Raw records

/---

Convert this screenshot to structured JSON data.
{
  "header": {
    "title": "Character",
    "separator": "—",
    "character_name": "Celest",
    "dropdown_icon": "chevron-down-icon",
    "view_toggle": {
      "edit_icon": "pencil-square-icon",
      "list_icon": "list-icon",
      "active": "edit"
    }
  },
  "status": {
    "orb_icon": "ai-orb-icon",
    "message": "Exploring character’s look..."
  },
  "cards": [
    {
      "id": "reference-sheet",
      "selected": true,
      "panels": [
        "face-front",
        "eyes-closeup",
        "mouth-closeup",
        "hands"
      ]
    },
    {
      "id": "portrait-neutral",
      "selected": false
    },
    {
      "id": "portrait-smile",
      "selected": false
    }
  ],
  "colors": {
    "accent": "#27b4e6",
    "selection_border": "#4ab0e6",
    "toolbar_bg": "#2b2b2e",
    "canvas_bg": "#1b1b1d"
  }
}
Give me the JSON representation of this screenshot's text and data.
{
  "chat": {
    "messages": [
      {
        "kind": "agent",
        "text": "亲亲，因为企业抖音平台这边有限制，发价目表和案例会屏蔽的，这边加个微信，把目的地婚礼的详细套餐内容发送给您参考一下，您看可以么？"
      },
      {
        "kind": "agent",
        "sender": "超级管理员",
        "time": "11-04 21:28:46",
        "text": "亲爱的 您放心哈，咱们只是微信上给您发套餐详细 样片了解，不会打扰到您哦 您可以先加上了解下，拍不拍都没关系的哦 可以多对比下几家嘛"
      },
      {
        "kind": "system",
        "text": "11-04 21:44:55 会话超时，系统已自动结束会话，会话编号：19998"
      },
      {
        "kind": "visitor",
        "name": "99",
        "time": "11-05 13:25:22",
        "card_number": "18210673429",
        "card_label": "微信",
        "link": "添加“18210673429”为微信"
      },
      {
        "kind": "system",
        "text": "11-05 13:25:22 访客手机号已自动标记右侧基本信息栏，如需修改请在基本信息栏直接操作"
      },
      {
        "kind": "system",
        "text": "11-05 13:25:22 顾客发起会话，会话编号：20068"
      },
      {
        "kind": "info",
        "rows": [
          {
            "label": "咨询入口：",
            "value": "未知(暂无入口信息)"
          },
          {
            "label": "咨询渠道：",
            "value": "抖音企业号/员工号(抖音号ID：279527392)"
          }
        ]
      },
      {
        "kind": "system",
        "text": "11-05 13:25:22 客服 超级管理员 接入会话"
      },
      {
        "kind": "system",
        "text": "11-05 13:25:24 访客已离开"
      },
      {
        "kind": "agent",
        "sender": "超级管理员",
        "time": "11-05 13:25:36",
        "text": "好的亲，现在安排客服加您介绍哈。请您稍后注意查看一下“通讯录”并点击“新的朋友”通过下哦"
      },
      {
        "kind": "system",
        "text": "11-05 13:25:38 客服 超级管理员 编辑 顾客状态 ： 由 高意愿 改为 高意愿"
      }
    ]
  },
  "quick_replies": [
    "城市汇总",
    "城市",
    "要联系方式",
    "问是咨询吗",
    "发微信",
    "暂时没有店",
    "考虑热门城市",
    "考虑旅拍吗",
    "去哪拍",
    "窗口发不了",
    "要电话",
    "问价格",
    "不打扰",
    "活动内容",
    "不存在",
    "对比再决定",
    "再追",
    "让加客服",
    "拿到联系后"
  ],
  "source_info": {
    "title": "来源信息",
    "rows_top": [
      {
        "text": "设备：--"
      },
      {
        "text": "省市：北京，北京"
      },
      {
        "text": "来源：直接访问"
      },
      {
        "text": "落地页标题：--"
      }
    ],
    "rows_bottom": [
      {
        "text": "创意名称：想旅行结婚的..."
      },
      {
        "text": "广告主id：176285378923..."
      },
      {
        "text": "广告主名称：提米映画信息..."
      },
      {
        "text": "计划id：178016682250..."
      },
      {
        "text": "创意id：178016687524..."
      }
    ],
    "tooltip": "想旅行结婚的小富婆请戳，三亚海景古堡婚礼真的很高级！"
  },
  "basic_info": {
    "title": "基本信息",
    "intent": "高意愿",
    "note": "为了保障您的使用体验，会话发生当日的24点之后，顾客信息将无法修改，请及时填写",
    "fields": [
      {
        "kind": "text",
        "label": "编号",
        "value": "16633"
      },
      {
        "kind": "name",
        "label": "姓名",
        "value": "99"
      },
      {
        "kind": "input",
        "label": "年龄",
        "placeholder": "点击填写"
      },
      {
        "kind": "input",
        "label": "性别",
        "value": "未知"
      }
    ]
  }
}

\---

Goal of the exercise: Copy all the lines, exactly.

Written reply:
Convert this screenshot to structured JSON data.
{
  "header": {
    "title": "Character",
    "separator": "—",
    "character_name": "Celest",
    "dropdown_icon": "chevron-down-icon",
    "view_toggle": {
      "edit_icon": "pencil-square-icon",
      "list_icon": "list-icon",
      "active": "edit"
    }
  },
  "status": {
    "orb_icon": "ai-orb-icon",
    "message": "Exploring character’s look..."
  },
  "cards": [
    {
      "id": "reference-sheet",
      "selected": true,
      "panels": [
        "face-front",
        "eyes-closeup",
        "mouth-closeup",
        "hands"
      ]
    },
    {
      "id": "portrait-neutral",
      "selected": false
    },
    {
      "id": "portrait-smile",
      "selected": false
    }
  ],
  "colors": {
    "accent": "#27b4e6",
    "selection_border": "#4ab0e6",
    "toolbar_bg": "#2b2b2e",
    "canvas_bg": "#1b1b1d"
  }
}
Give me the JSON representation of this screenshot's text and data.
{
  "chat": {
    "messages": [
      {
        "kind": "agent",
        "text": "亲亲，因为企业抖音平台这边有限制，发价目表和案例会屏蔽的，这边加个微信，把目的地婚礼的详细套餐内容发送给您参考一下，您看可以么？"
      },
      {
        "kind": "agent",
        "sender": "超级管理员",
        "time": "11-04 21:28:46",
        "text": "亲爱的 您放心哈，咱们只是微信上给您发套餐详细 样片了解，不会打扰到您哦 您可以先加上了解下，拍不拍都没关系的哦 可以多对比下几家嘛"
      },
      {
        "kind": "system",
        "text": "11-04 21:44:55 会话超时，系统已自动结束会话，会话编号：19998"
      },
      {
        "kind": "visitor",
        "name": "99",
        "time": "11-05 13:25:22",
        "card_number": "18210673429",
        "card_label": "微信",
        "link": "添加“18210673429”为微信"
      },
      {
        "kind": "system",
        "text": "11-05 13:25:22 访客手机号已自动标记右侧基本信息栏，如需修改请在基本信息栏直接操作"
      },
      {
        "kind": "system",
        "text": "11-05 13:25:22 顾客发起会话，会话编号：20068"
      },
      {
        "kind": "info",
        "rows": [
          {
            "label": "咨询入口：",
            "value": "未知(暂无入口信息)"
          },
          {
            "label": "咨询渠道：",
            "value": "抖音企业号/员工号(抖音号ID：279527392)"
          }
        ]
      },
      {
        "kind": "system",
        "text": "11-05 13:25:22 客服 超级管理员 接入会话"
      },
      {
        "kind": "system",
        "text": "11-05 13:25:24 访客已离开"
      },
      {
        "kind": "agent",
        "sender": "超级管理员",
        "time": "11-05 13:25:36",
        "text": "好的亲，现在安排客服加您介绍哈。请您稍后注意查看一下“通讯录”并点击“新的朋友”通过下哦"
      },
      {
        "kind": "system",
        "text": "11-05 13:25:38 客服 超级管理员 编辑 顾客状态 ： 由 高意愿 改为 高意愿"
      }
    ]
  },
  "quick_replies": [
    "城市汇总",
    "城市",
    "要联系方式",
    "问是咨询吗",
    "发微信",
    "暂时没有店",
    "考虑热门城市",
    "考虑旅拍吗",
    "去哪拍",
    "窗口发不了",
    "要电话",
    "问价格",
    "不打扰",
    "活动内容",
    "不存在",
    "对比再决定",
    "再追",
    "让加客服",
    "拿到联系后"
  ],
  "source_info": {
    "title": "来源信息",
    "rows_top": [
      {
        "text": "设备：--"
      },
      {
        "text": "省市：北京，北京"
      },
      {
        "text": "来源：直接访问"
      },
      {
        "text": "落地页标题：--"
      }
    ],
    "rows_bottom": [
      {
        "text": "创意名称：想旅行结婚的..."
      },
      {
        "text": "广告主id：176285378923..."
      },
      {
        "text": "广告主名称：提米映画信息..."
      },
      {
        "text": "计划id：178016682250..."
      },
      {
        "text": "创意id：178016687524..."
      }
    ],
    "tooltip": "想旅行结婚的小富婆请戳，三亚海景古堡婚礼真的很高级！"
  },
  "basic_info": {
    "title": "基本信息",
    "intent": "高意愿",
    "note": "为了保障您的使用体验，会话发生当日的24点之后，顾客信息将无法修改，请及时填写",
    "fields": [
      {
        "kind": "text",
        "label": "编号",
        "value": "16633"
      },
      {
        "kind": "name",
        "label": "姓名",
        "value": "99"
      },
      {
        "kind": "input",
        "label": "年龄",
        "placeholder": "点击填写"
      },
      {
        "kind": "input",
        "label": "性别",
        "value": "未知"
      }
    ]
  }
}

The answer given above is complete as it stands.